- **SHORT EXERCISE**
Check each line of the entries below for the string "então" and state how many lines have it, with no other text.

Collected data:
::::::

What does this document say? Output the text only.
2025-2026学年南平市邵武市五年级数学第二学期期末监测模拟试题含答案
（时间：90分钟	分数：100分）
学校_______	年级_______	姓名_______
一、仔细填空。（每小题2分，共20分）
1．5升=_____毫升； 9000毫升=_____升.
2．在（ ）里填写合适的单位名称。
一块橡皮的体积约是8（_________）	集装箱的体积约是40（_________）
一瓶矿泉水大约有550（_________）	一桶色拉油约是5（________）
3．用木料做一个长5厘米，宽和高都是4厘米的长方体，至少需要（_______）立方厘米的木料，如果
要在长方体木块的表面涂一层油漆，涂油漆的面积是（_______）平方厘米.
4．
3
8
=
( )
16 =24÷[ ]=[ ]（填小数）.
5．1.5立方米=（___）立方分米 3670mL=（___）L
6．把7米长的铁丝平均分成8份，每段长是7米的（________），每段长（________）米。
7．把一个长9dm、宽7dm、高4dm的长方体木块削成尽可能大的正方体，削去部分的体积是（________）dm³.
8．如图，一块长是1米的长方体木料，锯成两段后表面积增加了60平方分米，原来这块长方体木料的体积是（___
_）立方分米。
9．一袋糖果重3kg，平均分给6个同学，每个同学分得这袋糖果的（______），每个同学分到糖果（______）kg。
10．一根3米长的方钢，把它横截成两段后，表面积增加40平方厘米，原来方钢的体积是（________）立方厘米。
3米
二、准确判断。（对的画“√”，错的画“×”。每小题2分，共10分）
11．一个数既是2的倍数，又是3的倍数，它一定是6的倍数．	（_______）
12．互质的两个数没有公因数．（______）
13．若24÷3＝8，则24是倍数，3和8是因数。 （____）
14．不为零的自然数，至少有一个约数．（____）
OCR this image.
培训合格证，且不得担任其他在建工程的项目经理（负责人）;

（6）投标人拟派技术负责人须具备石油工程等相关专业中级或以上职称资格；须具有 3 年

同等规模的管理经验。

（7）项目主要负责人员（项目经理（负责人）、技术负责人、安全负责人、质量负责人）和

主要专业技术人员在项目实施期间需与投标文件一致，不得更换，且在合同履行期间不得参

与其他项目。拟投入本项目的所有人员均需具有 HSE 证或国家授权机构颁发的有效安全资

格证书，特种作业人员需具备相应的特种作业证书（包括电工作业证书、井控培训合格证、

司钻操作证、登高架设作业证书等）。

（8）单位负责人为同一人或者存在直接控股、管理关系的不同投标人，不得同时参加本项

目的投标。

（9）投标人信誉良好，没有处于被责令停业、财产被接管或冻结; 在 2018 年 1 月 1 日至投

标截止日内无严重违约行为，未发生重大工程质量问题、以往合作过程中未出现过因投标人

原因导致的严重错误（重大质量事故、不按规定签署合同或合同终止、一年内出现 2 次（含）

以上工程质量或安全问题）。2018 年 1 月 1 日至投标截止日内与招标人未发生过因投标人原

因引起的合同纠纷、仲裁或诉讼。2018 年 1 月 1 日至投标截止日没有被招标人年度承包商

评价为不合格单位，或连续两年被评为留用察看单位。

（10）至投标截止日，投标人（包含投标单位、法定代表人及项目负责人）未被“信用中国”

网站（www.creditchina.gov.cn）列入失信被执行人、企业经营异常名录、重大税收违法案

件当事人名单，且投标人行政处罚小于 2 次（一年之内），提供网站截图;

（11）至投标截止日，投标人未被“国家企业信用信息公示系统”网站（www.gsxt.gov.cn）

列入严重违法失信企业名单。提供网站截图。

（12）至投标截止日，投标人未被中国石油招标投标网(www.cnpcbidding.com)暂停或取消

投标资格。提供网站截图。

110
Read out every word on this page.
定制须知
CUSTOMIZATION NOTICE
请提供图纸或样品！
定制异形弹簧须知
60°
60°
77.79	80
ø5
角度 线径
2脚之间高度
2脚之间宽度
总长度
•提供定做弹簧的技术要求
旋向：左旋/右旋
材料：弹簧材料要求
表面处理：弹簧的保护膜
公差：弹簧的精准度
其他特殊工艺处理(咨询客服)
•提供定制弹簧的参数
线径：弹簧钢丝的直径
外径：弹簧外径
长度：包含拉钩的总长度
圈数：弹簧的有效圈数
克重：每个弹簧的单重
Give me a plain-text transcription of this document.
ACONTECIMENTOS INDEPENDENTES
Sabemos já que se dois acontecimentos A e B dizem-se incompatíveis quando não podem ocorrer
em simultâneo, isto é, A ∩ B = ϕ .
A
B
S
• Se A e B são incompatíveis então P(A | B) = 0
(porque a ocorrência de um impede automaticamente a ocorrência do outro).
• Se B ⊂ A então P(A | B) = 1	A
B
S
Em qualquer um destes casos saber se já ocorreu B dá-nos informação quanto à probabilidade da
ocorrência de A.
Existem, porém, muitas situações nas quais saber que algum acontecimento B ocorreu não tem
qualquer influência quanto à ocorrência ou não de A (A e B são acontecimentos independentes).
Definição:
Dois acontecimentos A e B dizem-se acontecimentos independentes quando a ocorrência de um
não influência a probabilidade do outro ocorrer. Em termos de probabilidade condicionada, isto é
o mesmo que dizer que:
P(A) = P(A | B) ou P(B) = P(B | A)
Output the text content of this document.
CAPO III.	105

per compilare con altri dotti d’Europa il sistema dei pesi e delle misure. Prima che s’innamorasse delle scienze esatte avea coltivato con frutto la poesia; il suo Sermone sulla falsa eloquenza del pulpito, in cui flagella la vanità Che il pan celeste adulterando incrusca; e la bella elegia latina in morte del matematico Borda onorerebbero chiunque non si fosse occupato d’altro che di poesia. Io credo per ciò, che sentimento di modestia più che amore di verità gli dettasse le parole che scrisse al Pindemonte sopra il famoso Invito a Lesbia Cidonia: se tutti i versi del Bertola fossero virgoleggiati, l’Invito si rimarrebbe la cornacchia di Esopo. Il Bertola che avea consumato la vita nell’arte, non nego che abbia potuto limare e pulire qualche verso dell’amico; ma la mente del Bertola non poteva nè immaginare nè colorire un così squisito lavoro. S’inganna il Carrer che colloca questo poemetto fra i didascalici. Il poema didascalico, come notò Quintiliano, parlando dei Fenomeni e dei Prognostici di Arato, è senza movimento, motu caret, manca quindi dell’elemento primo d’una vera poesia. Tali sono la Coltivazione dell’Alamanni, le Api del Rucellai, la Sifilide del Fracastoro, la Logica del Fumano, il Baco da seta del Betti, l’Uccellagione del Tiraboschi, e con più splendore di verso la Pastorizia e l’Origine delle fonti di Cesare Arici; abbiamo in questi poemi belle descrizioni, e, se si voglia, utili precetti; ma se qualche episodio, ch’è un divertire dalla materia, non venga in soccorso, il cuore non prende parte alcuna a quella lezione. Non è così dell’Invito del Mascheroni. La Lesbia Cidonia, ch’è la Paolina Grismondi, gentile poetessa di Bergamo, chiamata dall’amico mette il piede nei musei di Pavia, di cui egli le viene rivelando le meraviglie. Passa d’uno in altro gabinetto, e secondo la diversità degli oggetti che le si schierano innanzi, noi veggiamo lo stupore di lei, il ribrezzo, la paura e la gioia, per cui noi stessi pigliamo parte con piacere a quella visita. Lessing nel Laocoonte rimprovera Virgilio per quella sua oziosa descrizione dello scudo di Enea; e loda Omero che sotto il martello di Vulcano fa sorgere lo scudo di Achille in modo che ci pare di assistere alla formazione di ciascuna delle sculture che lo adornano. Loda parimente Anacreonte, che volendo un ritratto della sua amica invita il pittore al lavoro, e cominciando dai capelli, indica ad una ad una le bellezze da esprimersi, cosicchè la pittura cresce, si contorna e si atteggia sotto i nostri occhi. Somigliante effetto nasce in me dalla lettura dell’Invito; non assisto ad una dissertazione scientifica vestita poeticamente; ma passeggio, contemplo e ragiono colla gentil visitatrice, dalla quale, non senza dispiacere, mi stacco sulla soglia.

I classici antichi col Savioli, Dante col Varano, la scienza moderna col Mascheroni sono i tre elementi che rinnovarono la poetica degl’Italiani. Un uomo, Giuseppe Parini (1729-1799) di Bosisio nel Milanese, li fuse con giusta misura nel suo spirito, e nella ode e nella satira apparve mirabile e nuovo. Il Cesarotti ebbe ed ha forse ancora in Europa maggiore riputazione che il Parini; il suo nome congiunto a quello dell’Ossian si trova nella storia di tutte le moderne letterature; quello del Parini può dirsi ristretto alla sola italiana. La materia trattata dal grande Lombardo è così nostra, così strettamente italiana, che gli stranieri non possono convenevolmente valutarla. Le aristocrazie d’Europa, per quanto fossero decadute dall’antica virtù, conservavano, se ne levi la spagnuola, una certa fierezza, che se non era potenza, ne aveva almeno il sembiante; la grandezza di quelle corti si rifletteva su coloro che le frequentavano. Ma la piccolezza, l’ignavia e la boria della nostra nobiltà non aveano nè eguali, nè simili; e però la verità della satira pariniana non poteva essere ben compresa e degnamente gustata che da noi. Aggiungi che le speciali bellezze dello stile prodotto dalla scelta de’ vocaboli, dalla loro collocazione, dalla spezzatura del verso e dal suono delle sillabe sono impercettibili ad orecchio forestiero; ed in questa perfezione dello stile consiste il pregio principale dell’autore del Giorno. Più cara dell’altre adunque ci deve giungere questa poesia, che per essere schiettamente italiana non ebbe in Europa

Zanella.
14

::::::

- **THE OUTPUT**
2